[START]
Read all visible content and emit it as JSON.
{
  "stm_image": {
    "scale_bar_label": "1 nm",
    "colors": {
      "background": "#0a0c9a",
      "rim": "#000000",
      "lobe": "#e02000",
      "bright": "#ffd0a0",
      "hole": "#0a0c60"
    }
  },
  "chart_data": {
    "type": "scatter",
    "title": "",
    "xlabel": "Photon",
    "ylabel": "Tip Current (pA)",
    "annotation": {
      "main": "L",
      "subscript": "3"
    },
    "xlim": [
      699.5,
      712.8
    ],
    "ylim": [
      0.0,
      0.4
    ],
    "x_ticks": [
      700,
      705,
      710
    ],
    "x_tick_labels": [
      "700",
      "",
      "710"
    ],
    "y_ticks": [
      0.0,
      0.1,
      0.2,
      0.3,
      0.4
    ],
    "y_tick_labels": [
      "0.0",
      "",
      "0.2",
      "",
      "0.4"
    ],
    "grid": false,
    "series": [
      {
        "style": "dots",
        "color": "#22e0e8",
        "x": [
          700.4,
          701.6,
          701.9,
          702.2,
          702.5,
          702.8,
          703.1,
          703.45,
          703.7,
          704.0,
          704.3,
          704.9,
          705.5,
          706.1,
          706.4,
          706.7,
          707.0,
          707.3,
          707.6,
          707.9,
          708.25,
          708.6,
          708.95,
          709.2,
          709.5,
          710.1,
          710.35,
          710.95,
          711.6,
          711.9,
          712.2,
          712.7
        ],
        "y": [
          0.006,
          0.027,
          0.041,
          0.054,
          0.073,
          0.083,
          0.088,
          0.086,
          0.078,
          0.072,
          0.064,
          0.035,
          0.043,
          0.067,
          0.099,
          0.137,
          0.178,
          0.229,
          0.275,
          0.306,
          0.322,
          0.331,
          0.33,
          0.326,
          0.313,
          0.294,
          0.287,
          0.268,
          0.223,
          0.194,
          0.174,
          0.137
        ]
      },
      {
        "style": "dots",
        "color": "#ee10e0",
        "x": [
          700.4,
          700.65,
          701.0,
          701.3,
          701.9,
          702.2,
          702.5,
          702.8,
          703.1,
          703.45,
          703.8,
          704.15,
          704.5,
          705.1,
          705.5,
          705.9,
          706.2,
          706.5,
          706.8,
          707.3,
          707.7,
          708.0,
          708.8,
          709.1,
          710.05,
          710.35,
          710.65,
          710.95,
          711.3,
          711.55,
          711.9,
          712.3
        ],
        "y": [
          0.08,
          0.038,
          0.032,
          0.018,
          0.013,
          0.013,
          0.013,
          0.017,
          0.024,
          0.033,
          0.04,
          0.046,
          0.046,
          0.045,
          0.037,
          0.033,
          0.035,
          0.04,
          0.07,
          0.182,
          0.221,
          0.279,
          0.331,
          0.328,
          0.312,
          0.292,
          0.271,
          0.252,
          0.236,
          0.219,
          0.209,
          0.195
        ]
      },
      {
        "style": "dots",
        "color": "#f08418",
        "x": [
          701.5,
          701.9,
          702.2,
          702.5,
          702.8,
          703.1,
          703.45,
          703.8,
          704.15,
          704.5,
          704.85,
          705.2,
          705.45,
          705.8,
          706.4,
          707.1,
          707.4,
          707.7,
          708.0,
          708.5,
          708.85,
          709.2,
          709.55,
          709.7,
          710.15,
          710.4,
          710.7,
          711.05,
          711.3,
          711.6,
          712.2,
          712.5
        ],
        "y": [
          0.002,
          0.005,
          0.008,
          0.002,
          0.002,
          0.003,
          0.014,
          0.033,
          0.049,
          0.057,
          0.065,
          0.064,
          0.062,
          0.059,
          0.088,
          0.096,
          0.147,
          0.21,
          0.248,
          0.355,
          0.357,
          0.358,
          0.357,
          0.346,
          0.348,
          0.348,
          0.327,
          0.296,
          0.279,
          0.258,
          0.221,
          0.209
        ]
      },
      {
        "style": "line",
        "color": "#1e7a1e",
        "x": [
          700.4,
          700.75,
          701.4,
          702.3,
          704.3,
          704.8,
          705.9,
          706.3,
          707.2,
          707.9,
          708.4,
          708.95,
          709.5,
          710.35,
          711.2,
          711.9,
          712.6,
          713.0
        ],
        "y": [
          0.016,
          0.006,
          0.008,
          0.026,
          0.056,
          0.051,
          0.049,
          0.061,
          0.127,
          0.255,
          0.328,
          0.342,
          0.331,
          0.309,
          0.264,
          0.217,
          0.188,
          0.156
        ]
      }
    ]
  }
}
[END]
Work to do:
Each entry above is to be set down again in exactly the same words.

Output of the task:
Read all visible content and emit it as JSON.
{
  "stm_image": {
    "scale_bar_label": "1 nm",
    "colors": {
      "background": "#0a0c9a",
      "rim": "#000000",
      "lobe": "#e02000",
      "bright": "#ffd0a0",
      "hole": "#0a0c60"
    }
  },
  "chart_data": {
    "type": "scatter",
    "title": "",
    "xlabel": "Photon",
    "ylabel": "Tip Current (pA)",
    "annotation": {
      "main": "L",
      "subscript": "3"
    },
    "xlim": [
      699.5,
      712.8
    ],
    "ylim": [
      0.0,
      0.4
    ],
    "x_ticks": [
      700,
      705,
      710
    ],
    "x_tick_labels": [
      "700",
      "",
      "710"
    ],
    "y_ticks": [
      0.0,
      0.1,
      0.2,
      0.3,
      0.4
    ],
    "y_tick_labels": [
      "0.0",
      "",
      "0.2",
      "",
      "0.4"
    ],
    "grid": false,
    "series": [
      {
        "style": "dots",
        "color": "#22e0e8",
        "x": [
          700.4,
          701.6,
          701.9,
          702.2,
          702.5,
          702.8,
          703.1,
          703.45,
          703.7,
          704.0,
          704.3,
          704.9,
          705.5,
          706.1,
          706.4,
          706.7,
          707.0,
          707.3,
          707.6,
          707.9,
          708.25,
          708.6,
          708.95,
          709.2,
          709.5,
          710.1,
          710.35,
          710.95,
          711.6,
          711.9,
          712.2,
          712.7
        ],
        "y": [
          0.006,
          0.027,
          0.041,
          0.054,
          0.073,
          0.083,
          0.088,
          0.086,
          0.078,
          0.072,
          0.064,
          0.035,
          0.043,
          0.067,
          0.099,
          0.137,
          0.178,
          0.229,
          0.275,
          0.306,
          0.322,
          0.331,
          0.33,
          0.326,
          0.313,
          0.294,
          0.287,
          0.268,
          0.223,
          0.194,
          0.174,
          0.137
        ]
      },
      {
        "style": "dots",
        "color": "#ee10e0",
        "x": [
          700.4,
          700.65,
          701.0,
          701.3,
          701.9,
          702.2,
          702.5,
          702.8,
          703.1,
          703.45,
          703.8,
          704.15,
          704.5,
          705.1,
          705.5,
          705.9,
          706.2,
          706.5,
          706.8,
          707.3,
          707.7,
          708.0,
          708.8,
          709.1,
          710.05,
          710.35,
          710.65,
          710.95,
          711.3,
          711.55,
          711.9,
          712.3
        ],
        "y": [
          0.08,
          0.038,
          0.032,
          0.018,
          0.013,
          0.013,
          0.013,
          0.017,
          0.024,
          0.033,
          0.04,
          0.046,
          0.046,
          0.045,
          0.037,
          0.033,
          0.035,
          0.04,
          0.07,
          0.182,
          0.221,
          0.279,
          0.331,
          0.328,
          0.312,
          0.292,
          0.271,
          0.252,
          0.236,
          0.219,
          0.209,
          0.195
        ]
      },
      {
        "style": "dots",
        "color": "#f08418",
        "x": [
          701.5,
          701.9,
          702.2,
          702.5,
          702.8,
          703.1,
          703.45,
          703.8,
          704.15,
          704.5,
          704.85,
          705.2,
          705.45,
          705.8,
          706.4,
          707.1,
          707.4,
          707.7,
          708.0,
          708.5,
          708.85,
          709.2,
          709.55,
          709.7,
          710.15,
          710.4,
          710.7,
          711.05,
          711.3,
          711.6,
          712.2,
          712.5
        ],
        "y": [
          0.002,
          0.005,
          0.008,
          0.002,
          0.002,
          0.003,
          0.014,
          0.033,
          0.049,
          0.057,
          0.065,
          0.064,
          0.062,
          0.059,
          0.088,
          0.096,
          0.147,
          0.21,
          0.248,
          0.355,
          0.357,
          0.358,
          0.357,
          0.346,
          0.348,
          0.348,
          0.327,
          0.296,
          0.279,
          0.258,
          0.221,
          0.209
        ]
      },
      {
        "style": "line",
        "color": "#1e7a1e",
        "x": [
          700.4,
          700.75,
          701.4,
          702.3,
          704.3,
          704.8,
          705.9,
          706.3,
          707.2,
          707.9,
          708.4,
          708.95,
          709.5,
          710.35,
          711.2,
          711.9,
          712.6,
          713.0
        ],
        "y": [
          0.016,
          0.006,
          0.008,
          0.026,
          0.056,
          0.051,
          0.049,
          0.061,
          0.127,
          0.255,
          0.328,
          0.342,
          0.331,
          0.309,
          0.264,
          0.217,
          0.188,
          0.156
        ]
      }
    ]
  }
}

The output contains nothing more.